REQUEST: Copy out, unchanged, the entries below from the "Serialize everything readable" line to the final line. Omit pictures.

EXERCISE MATERIAL:
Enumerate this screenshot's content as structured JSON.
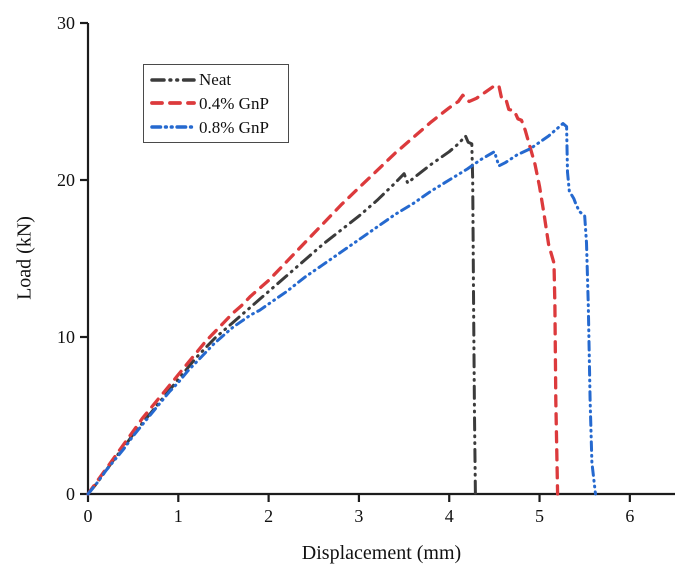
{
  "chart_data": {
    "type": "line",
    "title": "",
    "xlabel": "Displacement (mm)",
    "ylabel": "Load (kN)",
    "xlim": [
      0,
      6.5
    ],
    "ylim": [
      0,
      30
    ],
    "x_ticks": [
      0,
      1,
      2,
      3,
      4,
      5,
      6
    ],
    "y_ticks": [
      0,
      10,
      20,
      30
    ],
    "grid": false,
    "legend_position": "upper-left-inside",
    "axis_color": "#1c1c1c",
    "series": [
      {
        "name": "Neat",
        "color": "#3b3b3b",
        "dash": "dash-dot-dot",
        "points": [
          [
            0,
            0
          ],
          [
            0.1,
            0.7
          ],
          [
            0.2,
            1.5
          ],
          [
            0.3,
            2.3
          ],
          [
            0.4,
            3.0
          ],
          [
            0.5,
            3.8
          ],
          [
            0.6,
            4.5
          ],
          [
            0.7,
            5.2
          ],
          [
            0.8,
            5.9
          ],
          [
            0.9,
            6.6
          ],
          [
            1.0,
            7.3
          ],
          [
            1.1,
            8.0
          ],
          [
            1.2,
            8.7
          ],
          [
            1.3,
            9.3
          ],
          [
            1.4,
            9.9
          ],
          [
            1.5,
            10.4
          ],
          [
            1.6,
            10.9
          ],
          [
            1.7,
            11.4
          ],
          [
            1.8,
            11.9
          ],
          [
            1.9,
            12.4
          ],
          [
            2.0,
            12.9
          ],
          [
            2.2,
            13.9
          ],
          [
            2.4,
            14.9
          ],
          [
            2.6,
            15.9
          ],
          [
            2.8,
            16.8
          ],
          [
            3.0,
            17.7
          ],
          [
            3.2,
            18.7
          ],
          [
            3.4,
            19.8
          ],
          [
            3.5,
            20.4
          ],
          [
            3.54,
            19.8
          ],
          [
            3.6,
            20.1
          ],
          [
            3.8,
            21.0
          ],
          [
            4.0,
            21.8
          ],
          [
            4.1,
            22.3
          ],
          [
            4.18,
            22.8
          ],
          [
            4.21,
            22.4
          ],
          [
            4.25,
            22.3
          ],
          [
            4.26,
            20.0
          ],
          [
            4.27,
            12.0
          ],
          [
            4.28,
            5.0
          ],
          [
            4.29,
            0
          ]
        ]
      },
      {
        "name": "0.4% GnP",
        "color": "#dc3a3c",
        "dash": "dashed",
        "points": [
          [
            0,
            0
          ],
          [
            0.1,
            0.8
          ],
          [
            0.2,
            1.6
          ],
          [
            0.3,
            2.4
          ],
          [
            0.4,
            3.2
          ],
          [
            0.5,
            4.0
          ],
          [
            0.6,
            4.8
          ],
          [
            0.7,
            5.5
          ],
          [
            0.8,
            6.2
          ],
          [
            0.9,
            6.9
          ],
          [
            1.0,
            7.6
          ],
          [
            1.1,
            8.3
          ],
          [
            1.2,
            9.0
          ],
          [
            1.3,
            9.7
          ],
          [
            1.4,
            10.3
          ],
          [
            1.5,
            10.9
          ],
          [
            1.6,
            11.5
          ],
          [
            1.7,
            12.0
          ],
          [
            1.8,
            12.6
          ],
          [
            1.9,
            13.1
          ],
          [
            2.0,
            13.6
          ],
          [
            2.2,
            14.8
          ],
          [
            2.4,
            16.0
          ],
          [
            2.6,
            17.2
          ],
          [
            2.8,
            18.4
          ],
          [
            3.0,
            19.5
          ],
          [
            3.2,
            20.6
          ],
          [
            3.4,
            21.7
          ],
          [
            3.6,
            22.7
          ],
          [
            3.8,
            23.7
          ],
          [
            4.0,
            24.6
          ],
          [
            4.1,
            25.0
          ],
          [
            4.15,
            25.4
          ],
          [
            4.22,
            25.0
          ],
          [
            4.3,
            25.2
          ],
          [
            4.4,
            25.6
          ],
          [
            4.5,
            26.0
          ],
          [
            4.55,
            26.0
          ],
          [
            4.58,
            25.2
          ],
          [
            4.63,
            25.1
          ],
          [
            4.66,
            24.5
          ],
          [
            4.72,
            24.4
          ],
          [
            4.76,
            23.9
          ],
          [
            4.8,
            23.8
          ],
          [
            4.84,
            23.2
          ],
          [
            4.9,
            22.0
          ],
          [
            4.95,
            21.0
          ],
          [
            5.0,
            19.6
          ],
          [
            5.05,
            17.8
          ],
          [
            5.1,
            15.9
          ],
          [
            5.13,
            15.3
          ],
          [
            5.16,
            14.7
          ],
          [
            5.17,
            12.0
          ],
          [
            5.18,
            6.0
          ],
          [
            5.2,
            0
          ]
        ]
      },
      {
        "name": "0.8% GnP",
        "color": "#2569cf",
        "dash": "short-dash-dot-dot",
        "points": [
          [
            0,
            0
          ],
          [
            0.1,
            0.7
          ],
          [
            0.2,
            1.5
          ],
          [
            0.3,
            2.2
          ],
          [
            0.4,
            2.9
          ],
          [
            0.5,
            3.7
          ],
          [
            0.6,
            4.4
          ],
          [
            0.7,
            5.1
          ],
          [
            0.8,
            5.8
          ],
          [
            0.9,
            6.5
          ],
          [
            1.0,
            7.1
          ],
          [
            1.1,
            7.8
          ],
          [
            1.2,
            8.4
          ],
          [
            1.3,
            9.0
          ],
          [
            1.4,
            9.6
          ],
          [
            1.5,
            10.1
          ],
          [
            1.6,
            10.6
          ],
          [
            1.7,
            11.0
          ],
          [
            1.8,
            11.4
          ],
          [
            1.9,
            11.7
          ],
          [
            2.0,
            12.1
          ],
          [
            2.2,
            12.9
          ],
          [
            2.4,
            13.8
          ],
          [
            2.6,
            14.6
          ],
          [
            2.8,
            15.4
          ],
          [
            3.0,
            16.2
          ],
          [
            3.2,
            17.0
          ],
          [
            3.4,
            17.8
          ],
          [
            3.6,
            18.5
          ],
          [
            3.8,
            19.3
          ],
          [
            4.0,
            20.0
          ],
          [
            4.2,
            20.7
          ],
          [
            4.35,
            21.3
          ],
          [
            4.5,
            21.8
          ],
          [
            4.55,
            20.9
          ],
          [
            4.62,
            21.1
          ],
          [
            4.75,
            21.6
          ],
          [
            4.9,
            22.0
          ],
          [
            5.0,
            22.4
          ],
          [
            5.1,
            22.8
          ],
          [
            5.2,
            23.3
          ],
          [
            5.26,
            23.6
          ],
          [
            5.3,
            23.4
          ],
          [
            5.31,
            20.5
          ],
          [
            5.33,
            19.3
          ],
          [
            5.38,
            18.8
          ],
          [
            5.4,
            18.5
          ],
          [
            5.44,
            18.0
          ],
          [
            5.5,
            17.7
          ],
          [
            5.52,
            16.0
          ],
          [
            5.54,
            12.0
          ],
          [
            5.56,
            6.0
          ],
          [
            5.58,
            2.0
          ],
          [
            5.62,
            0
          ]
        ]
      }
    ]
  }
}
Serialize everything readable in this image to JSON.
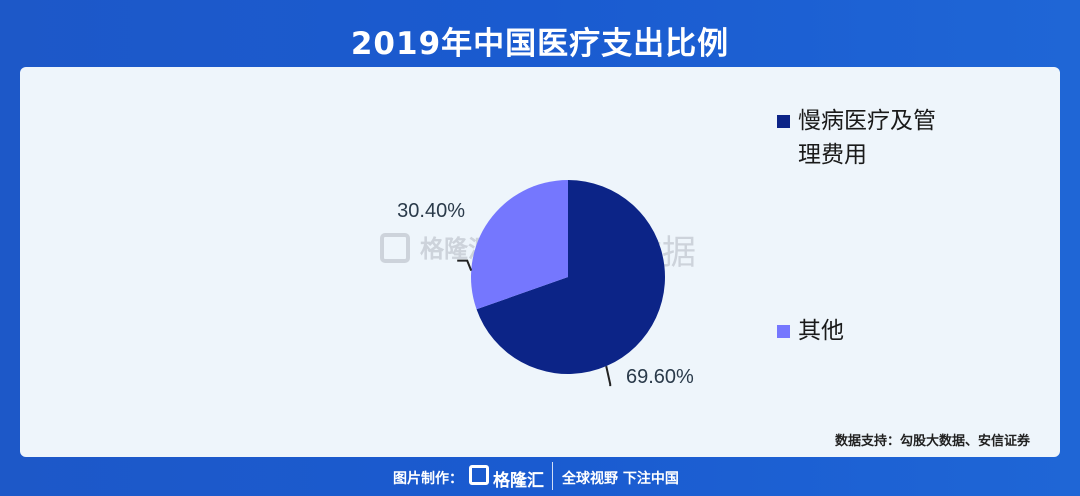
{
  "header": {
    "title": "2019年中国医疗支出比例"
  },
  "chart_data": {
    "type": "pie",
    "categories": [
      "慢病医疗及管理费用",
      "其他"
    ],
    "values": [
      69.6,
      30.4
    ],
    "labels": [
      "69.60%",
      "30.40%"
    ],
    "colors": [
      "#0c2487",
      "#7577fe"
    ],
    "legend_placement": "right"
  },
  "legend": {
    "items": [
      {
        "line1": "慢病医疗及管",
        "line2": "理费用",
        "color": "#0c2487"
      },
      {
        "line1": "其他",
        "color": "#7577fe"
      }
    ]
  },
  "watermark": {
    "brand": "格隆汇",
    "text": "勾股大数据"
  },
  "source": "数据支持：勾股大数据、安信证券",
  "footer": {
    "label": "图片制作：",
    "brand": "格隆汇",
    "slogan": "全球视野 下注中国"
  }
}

ANSWER BELOW:
Serialize everything readable in this image to JSON.
{
  "header": {
    "title": "2019年中国医疗支出比例"
  },
  "chart_data": {
    "type": "pie",
    "categories": [
      "慢病医疗及管理费用",
      "其他"
    ],
    "values": [
      69.6,
      30.4
    ],
    "labels": [
      "69.60%",
      "30.40%"
    ],
    "colors": [
      "#0c2487",
      "#7577fe"
    ],
    "legend_placement": "right"
  },
  "legend": {
    "items": [
      {
        "line1": "慢病医疗及管",
        "line2": "理费用",
        "color": "#0c2487"
      },
      {
        "line1": "其他",
        "color": "#7577fe"
      }
    ]
  },
  "watermark": {
    "brand": "格隆汇",
    "text": "勾股大数据"
  },
  "source": "数据支持：勾股大数据、安信证券",
  "footer": {
    "label": "图片制作：",
    "brand": "格隆汇",
    "slogan": "全球视野 下注中国"
  }
}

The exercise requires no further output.